◆ **Input rows**
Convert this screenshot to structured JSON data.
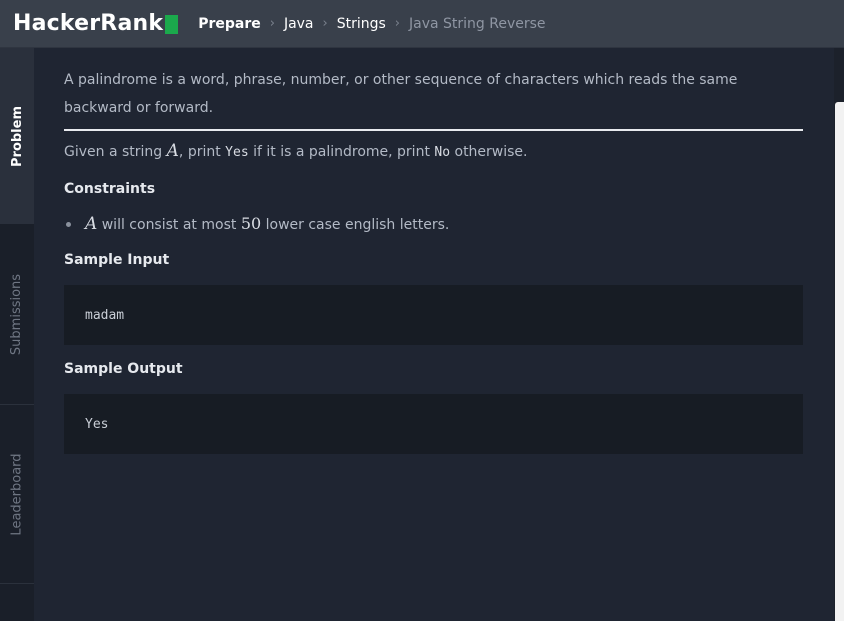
{
  "header": {
    "logo_text": "HackerRank",
    "breadcrumbs": [
      "Prepare",
      "Java",
      "Strings",
      "Java String Reverse"
    ],
    "separator": "›"
  },
  "sidebar": {
    "tabs": [
      {
        "label": "Problem",
        "active": true
      },
      {
        "label": "Submissions",
        "active": false
      },
      {
        "label": "Leaderboard",
        "active": false
      }
    ]
  },
  "problem": {
    "intro": "A palindrome is a word, phrase, number, or other sequence of characters which reads the same backward or forward.",
    "task_prefix": "Given a string ",
    "task_var": "A",
    "task_mid1": ", print ",
    "task_yes": "Yes",
    "task_mid2": " if it is a palindrome, print ",
    "task_no": "No",
    "task_suffix": " otherwise.",
    "constraints_heading": "Constraints",
    "constraint_var": "A",
    "constraint_mid": " will consist at most ",
    "constraint_num": "50",
    "constraint_suffix": " lower case english letters.",
    "sample_input_heading": "Sample Input",
    "sample_input": "madam",
    "sample_output_heading": "Sample Output",
    "sample_output": "Yes"
  },
  "colors": {
    "brand_green": "#1ba94c",
    "topbar": "#39404b",
    "background": "#1f2532"
  }
}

◆ **Exercise**
Restate the records above in full, word for word. Keep pictures out.

◆ **Solution**
Convert this screenshot to structured JSON data.
{
  "header": {
    "logo_text": "HackerRank",
    "breadcrumbs": [
      "Prepare",
      "Java",
      "Strings",
      "Java String Reverse"
    ],
    "separator": "›"
  },
  "sidebar": {
    "tabs": [
      {
        "label": "Problem",
        "active": true
      },
      {
        "label": "Submissions",
        "active": false
      },
      {
        "label": "Leaderboard",
        "active": false
      }
    ]
  },
  "problem": {
    "intro": "A palindrome is a word, phrase, number, or other sequence of characters which reads the same backward or forward.",
    "task_prefix": "Given a string ",
    "task_var": "A",
    "task_mid1": ", print ",
    "task_yes": "Yes",
    "task_mid2": " if it is a palindrome, print ",
    "task_no": "No",
    "task_suffix": " otherwise.",
    "constraints_heading": "Constraints",
    "constraint_var": "A",
    "constraint_mid": " will consist at most ",
    "constraint_num": "50",
    "constraint_suffix": " lower case english letters.",
    "sample_input_heading": "Sample Input",
    "sample_input": "madam",
    "sample_output_heading": "Sample Output",
    "sample_output": "Yes"
  },
  "colors": {
    "brand_green": "#1ba94c",
    "topbar": "#39404b",
    "background": "#1f2532"
  }
}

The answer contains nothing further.